EXERCISE OBJECTIVE: Extract all lines that hold "Umsatz" from the records below.

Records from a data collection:

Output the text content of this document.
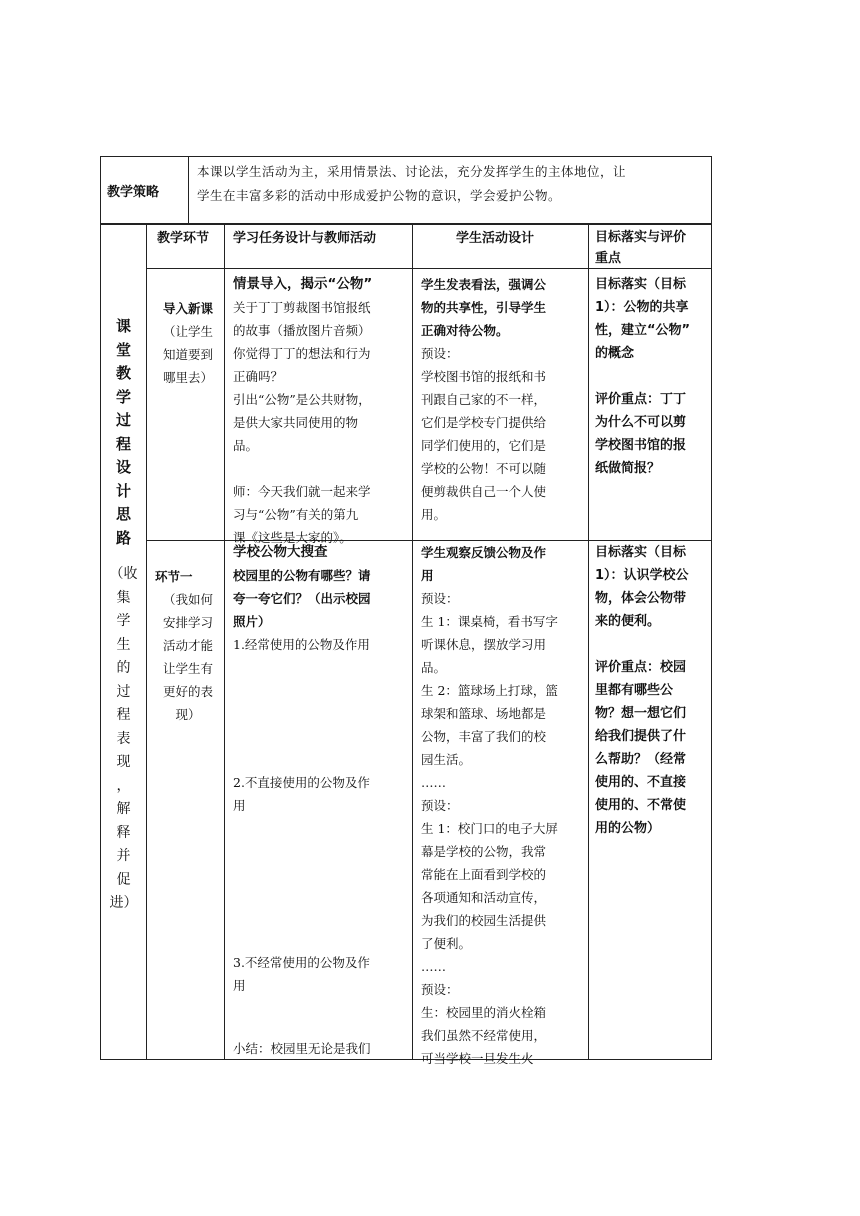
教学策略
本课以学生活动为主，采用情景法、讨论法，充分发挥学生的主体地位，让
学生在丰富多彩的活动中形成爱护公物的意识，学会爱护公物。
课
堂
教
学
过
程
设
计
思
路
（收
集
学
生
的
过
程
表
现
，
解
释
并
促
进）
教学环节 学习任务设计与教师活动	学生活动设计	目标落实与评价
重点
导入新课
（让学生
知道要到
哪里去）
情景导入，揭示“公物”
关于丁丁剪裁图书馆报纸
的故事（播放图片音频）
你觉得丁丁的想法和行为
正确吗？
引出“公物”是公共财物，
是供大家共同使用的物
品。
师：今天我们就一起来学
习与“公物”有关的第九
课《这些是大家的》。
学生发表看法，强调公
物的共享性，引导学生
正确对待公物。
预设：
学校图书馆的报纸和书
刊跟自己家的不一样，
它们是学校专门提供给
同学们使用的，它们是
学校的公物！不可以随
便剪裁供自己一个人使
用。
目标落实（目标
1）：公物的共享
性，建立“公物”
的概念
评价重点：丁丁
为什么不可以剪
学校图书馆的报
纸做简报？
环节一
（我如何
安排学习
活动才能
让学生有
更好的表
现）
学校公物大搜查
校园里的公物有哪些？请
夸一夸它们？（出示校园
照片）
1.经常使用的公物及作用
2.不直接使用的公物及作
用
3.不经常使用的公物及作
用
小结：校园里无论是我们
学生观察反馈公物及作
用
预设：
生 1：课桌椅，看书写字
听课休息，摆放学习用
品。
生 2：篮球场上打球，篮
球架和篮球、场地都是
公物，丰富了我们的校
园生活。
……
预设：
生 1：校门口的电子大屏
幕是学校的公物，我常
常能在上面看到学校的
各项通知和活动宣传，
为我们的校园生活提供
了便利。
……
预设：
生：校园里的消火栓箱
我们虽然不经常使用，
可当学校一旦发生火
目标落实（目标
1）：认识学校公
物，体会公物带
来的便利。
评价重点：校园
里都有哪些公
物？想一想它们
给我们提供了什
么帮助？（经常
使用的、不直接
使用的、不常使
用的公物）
---
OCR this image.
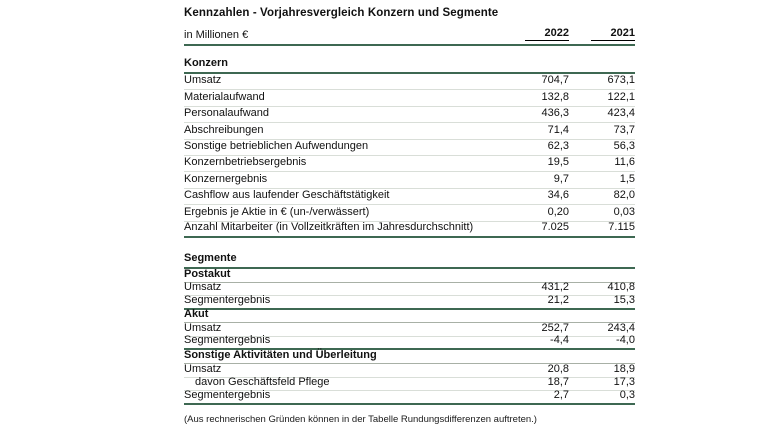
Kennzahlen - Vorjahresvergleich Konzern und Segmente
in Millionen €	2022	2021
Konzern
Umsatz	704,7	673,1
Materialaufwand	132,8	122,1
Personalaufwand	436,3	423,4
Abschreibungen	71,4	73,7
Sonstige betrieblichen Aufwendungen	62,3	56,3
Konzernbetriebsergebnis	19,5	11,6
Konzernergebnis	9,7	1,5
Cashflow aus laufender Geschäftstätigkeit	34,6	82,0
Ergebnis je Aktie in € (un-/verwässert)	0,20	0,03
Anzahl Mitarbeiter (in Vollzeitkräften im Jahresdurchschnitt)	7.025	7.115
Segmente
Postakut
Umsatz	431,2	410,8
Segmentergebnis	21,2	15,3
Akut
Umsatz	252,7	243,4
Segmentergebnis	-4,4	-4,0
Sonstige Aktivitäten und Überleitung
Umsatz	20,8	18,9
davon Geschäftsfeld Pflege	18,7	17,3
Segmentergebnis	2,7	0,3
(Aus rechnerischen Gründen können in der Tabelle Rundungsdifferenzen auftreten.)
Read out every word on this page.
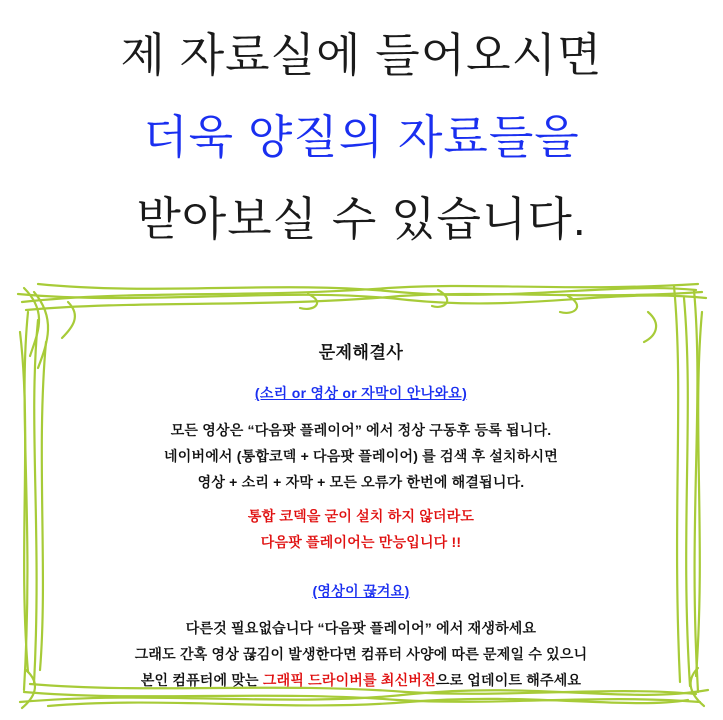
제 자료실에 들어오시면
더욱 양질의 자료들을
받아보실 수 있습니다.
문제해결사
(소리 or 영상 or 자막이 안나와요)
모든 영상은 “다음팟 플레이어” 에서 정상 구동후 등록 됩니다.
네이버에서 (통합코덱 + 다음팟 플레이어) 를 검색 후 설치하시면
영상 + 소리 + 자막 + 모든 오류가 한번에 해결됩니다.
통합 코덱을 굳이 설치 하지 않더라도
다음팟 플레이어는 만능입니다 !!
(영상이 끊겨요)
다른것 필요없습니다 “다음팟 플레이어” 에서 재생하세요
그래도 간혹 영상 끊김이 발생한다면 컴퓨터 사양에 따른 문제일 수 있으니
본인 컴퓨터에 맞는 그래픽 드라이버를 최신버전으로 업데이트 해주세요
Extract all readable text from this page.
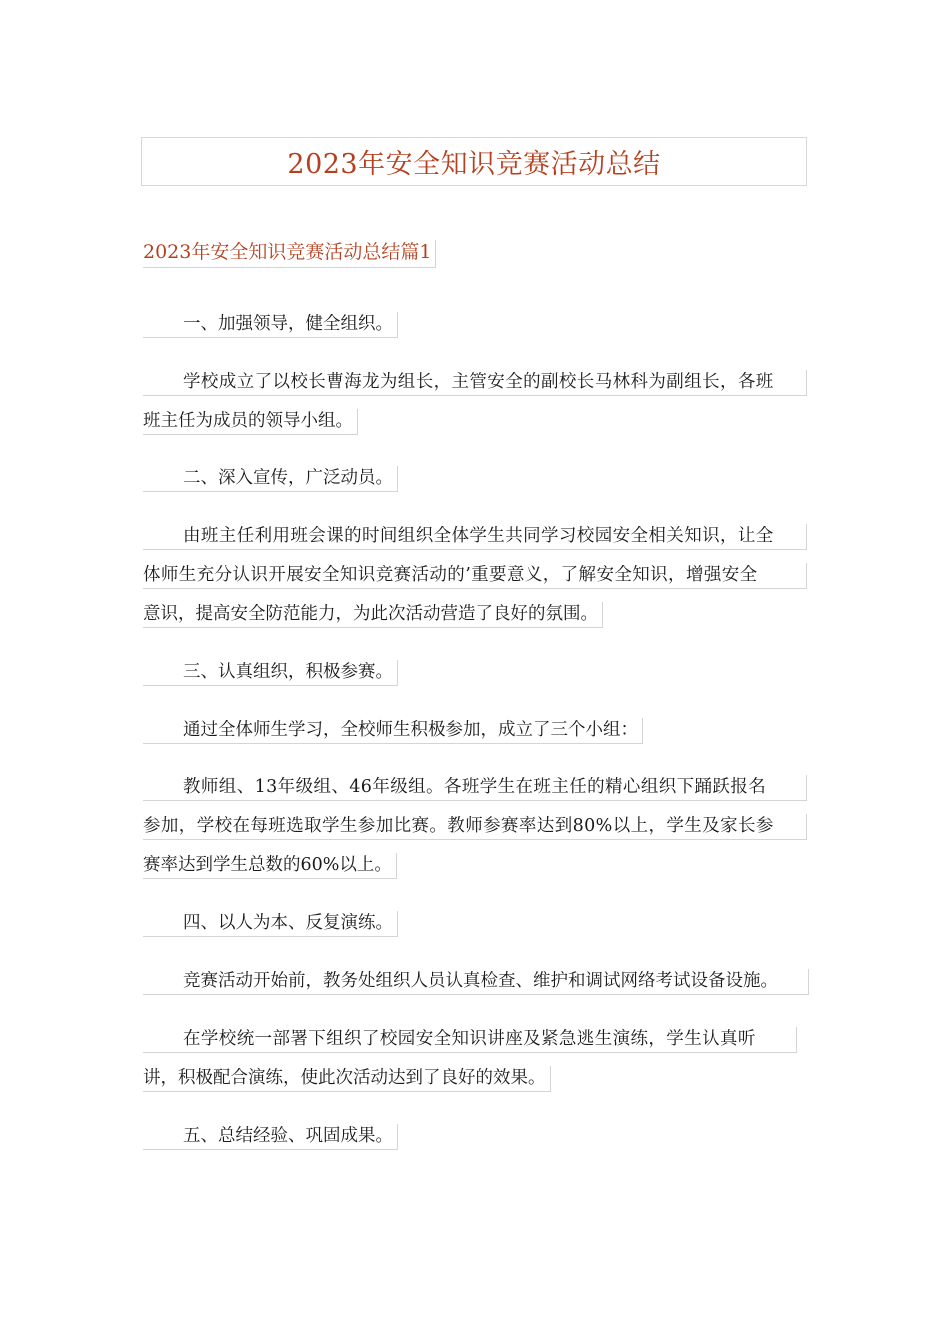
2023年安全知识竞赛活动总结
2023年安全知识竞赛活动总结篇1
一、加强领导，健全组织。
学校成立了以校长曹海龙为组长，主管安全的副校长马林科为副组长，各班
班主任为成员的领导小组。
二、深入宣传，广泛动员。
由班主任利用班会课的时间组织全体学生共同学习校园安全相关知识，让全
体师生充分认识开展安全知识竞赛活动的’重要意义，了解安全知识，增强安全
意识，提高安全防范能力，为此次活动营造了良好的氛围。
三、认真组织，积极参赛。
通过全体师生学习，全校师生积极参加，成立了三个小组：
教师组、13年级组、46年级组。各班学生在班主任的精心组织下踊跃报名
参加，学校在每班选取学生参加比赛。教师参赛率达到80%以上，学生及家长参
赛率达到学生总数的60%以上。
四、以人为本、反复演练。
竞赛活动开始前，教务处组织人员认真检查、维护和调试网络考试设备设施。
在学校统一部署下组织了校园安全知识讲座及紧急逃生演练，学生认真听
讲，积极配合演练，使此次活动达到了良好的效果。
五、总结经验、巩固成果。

FINISHED TASK:
Umsatz	704,7	673,1
Umsatz	431,2	410,8
Umsatz	252,7	243,4
Umsatz	20,8	18,9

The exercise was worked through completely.